WORK INSTRUCTIONS >>
Among the entries below, find the lines with "governing" and copy them.
begin DATASET EXCERPTS
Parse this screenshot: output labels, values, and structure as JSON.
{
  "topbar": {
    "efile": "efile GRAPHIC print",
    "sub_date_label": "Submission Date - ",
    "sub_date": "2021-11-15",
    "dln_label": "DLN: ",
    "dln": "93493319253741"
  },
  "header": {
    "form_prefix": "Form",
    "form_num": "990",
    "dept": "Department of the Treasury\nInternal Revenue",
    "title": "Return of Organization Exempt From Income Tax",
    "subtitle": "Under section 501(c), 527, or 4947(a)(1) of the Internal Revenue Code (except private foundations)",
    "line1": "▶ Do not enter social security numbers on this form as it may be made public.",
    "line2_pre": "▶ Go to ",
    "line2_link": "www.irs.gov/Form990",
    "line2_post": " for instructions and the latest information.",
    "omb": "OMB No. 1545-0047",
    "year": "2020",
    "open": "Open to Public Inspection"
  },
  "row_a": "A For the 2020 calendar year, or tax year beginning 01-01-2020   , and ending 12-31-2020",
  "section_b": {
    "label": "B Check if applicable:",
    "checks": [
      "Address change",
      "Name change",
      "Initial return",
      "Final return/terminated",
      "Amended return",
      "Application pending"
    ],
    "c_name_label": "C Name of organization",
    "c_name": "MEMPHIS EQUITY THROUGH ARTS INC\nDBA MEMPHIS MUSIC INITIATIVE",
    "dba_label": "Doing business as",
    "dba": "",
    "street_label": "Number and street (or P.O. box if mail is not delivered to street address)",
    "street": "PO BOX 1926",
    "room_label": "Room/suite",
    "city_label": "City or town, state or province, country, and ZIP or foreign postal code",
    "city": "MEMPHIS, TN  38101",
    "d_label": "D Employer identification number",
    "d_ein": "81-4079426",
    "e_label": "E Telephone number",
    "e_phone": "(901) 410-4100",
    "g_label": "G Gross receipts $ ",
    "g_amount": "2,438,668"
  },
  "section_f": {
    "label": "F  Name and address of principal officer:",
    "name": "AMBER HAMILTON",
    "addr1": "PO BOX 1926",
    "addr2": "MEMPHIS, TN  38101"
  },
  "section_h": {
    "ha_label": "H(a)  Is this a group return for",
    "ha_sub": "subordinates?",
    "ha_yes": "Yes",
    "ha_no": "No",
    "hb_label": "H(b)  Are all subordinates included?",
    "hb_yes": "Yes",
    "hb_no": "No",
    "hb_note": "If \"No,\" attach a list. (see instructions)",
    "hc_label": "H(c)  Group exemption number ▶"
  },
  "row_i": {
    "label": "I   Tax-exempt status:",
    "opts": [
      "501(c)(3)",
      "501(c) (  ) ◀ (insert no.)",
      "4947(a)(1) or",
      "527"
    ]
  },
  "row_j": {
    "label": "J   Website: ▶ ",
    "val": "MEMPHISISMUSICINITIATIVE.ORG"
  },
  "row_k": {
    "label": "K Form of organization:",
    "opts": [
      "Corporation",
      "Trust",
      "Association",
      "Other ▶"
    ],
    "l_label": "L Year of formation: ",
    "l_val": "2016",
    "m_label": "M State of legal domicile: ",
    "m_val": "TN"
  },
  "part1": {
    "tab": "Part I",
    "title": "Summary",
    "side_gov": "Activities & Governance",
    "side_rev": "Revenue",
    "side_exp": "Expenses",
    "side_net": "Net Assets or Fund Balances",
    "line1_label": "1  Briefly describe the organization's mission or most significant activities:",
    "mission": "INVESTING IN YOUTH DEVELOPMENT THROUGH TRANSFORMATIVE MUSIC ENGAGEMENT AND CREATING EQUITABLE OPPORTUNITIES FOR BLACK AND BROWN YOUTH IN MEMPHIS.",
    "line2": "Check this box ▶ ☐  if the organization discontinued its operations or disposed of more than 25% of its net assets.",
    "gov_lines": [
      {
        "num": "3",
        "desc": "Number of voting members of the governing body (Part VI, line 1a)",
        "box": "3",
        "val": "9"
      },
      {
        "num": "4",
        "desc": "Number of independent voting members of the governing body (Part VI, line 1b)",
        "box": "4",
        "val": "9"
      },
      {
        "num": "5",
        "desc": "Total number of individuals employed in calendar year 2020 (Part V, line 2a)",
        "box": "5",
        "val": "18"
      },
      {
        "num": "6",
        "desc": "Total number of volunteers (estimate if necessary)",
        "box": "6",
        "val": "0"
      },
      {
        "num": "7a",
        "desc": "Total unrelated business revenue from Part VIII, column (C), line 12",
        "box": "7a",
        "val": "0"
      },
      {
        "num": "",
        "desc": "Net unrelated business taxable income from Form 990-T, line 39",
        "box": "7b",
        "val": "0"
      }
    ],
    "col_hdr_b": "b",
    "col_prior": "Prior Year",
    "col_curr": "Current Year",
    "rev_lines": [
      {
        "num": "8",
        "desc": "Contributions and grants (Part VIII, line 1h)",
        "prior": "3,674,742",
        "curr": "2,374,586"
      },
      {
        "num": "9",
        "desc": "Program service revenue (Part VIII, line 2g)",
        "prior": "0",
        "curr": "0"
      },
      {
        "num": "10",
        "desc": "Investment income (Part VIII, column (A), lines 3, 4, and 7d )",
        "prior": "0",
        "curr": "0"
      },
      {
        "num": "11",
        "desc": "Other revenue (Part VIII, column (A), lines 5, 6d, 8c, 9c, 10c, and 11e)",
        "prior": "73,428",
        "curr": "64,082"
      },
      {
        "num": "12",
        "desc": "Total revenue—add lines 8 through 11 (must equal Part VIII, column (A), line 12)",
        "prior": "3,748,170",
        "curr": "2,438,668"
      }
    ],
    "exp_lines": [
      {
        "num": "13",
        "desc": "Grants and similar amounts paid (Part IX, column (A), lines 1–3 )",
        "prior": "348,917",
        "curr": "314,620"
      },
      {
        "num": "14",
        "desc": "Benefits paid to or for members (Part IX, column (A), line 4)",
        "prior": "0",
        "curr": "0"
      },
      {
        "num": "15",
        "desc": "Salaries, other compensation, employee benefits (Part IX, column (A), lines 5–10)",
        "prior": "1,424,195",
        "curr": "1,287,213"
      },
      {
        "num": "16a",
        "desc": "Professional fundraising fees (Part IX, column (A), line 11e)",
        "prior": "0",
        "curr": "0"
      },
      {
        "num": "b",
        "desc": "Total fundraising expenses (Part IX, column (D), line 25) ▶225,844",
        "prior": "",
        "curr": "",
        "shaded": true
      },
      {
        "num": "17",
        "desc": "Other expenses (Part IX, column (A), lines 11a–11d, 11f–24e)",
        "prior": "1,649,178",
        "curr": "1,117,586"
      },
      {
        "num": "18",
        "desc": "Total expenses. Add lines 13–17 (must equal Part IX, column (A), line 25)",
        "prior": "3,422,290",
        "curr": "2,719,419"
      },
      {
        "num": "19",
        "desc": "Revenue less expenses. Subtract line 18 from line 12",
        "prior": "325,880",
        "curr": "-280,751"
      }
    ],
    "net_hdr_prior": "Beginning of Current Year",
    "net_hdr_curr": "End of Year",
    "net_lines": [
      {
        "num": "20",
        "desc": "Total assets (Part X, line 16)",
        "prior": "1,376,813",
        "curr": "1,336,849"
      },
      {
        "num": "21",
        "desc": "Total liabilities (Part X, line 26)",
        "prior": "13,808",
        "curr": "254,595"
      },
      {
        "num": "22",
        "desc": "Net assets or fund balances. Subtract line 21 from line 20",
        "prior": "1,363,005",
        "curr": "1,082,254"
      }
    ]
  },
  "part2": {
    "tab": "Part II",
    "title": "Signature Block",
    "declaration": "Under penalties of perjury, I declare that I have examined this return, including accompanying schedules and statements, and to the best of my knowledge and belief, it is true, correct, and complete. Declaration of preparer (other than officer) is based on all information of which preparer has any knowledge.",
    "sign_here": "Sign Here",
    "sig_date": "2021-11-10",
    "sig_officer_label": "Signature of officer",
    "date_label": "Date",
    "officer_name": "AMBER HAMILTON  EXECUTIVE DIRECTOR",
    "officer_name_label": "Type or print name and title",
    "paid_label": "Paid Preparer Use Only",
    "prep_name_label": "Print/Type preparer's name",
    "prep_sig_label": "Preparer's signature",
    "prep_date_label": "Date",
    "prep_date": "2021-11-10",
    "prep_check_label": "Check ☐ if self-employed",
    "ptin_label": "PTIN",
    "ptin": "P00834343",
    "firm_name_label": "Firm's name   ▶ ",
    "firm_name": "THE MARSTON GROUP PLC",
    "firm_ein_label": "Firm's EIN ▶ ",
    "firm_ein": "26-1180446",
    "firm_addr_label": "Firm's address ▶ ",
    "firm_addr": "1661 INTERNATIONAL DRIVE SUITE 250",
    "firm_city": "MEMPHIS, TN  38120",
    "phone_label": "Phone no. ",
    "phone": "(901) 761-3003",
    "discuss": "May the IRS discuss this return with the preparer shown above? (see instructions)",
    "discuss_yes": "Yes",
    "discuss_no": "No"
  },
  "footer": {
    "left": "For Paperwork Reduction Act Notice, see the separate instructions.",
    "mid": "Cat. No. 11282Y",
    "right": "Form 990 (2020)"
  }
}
end DATASET EXCERPTS
CORRECT RESPONSE >>
        "desc": "Number of voting members of the governing body (Part VI, line 1a)",
        "desc": "Number of independent voting members of the governing body (Part VI, line 1b)",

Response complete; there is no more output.